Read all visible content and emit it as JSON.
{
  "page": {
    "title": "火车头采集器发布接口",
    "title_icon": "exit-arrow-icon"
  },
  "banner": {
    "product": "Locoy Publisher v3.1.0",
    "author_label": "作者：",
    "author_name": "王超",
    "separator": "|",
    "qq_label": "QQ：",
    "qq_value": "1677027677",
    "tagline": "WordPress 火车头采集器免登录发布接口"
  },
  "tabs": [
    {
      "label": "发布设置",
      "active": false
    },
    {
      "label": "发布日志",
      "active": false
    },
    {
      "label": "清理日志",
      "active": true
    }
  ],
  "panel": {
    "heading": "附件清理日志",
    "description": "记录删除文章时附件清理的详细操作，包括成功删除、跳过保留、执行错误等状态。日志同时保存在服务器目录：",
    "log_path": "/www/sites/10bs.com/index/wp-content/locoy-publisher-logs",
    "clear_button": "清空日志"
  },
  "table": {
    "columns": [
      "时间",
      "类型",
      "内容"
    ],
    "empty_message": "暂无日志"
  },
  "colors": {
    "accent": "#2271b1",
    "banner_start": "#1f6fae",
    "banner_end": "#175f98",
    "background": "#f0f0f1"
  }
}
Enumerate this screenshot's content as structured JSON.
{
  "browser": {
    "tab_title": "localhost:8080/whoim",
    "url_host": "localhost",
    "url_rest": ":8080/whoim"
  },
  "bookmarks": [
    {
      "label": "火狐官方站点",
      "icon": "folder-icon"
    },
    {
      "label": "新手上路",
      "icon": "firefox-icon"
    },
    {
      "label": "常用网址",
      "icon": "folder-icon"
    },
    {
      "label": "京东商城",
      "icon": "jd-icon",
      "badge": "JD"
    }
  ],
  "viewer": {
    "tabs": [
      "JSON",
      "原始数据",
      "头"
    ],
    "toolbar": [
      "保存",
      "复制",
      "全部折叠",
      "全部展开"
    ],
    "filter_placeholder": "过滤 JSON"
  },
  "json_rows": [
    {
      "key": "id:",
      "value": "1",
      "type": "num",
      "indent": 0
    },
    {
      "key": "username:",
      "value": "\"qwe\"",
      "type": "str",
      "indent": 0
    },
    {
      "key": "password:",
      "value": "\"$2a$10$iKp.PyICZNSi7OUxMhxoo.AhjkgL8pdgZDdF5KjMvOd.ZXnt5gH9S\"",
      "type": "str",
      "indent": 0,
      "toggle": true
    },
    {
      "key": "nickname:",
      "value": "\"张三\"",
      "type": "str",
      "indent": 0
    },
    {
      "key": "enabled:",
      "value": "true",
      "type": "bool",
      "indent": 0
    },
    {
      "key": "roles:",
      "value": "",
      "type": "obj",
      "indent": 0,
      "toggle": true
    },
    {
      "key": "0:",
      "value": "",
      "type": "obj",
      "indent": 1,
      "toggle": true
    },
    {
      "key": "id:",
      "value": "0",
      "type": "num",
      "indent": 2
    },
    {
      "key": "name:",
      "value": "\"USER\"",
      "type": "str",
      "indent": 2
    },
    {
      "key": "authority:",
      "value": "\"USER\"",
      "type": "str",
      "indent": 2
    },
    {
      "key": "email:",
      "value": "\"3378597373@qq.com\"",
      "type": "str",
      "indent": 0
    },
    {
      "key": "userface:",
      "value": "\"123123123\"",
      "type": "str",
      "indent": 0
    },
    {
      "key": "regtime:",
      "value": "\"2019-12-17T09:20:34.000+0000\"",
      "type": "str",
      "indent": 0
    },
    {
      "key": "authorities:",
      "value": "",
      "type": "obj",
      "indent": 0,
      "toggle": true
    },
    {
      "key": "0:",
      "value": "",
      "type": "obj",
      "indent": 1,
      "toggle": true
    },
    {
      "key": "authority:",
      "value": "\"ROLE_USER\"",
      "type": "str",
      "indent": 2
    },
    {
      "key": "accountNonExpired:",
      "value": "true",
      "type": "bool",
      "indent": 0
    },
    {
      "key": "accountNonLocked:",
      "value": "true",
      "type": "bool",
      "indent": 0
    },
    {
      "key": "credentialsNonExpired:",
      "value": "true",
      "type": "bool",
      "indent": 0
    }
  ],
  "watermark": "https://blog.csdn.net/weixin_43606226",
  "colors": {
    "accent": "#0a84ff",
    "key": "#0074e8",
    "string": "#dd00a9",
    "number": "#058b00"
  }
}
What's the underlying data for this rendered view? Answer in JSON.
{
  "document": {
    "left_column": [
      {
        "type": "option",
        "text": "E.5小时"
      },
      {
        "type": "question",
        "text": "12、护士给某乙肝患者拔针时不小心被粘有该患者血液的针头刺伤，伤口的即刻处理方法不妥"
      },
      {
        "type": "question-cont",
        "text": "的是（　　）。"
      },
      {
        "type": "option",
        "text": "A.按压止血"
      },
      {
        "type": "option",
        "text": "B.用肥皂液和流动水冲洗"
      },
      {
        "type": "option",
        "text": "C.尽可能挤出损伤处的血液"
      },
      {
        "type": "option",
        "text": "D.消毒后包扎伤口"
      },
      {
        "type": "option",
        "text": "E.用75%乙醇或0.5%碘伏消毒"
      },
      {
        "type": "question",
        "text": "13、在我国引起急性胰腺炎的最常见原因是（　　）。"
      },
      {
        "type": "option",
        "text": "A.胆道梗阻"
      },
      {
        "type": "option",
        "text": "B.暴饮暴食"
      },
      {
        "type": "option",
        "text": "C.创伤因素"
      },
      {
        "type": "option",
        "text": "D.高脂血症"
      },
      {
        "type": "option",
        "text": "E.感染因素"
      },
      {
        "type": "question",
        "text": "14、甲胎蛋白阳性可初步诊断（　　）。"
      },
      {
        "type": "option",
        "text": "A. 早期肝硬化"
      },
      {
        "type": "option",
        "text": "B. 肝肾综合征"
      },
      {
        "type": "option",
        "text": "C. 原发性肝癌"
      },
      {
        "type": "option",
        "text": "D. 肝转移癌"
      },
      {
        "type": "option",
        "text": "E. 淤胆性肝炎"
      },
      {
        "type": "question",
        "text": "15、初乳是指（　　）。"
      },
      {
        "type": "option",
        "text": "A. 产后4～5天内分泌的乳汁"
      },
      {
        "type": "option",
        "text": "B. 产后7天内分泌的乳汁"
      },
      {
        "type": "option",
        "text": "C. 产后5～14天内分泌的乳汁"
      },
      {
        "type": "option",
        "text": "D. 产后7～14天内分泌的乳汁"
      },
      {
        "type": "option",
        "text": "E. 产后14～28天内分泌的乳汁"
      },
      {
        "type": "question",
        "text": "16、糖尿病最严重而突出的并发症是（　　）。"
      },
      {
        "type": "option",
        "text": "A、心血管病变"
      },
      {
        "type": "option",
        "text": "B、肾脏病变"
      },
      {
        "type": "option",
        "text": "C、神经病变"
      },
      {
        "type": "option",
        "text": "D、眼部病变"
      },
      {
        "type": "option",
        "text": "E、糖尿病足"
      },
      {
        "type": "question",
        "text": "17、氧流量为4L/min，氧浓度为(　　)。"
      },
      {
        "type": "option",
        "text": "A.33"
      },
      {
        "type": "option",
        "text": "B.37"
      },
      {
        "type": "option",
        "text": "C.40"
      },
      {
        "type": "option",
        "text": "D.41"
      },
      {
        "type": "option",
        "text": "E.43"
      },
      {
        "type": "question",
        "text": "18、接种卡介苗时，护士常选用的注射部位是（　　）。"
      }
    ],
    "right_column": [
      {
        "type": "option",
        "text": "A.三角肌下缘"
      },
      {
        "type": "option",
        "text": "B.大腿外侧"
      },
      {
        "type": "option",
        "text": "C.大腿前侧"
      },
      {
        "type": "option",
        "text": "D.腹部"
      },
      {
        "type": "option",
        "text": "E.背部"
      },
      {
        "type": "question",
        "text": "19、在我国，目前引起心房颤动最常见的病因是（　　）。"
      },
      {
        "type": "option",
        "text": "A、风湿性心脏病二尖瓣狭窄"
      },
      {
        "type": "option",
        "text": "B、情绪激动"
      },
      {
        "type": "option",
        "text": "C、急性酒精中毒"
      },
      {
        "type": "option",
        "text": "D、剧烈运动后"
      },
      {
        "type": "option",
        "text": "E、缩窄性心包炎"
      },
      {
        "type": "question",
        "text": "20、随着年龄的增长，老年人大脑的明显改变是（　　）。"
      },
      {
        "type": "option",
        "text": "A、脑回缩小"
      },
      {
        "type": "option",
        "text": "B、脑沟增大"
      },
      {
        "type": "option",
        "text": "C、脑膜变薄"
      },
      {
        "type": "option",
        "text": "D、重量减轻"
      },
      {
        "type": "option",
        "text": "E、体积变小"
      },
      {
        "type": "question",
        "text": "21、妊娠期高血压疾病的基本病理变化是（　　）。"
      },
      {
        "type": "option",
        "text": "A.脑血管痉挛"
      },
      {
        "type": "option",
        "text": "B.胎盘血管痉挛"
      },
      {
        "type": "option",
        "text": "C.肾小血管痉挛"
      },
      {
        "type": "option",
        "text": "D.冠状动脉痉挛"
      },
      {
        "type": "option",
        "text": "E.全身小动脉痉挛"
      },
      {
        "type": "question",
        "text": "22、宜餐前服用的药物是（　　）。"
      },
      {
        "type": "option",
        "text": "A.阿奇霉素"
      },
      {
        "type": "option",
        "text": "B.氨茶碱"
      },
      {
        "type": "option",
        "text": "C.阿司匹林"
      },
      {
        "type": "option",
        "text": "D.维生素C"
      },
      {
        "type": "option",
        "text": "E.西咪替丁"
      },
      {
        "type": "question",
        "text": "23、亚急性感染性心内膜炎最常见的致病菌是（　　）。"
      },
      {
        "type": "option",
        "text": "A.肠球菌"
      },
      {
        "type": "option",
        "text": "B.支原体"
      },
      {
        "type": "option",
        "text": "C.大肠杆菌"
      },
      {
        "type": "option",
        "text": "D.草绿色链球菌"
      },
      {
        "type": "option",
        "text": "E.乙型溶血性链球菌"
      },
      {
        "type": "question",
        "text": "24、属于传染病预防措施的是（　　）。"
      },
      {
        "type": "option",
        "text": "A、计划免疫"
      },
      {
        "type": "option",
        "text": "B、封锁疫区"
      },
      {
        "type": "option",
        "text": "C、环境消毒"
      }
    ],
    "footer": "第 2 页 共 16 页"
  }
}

────────────────

Task to complete - Some lines of the data may hold the word "icon". Say how many do, with nothing else.

Solution to this task - 5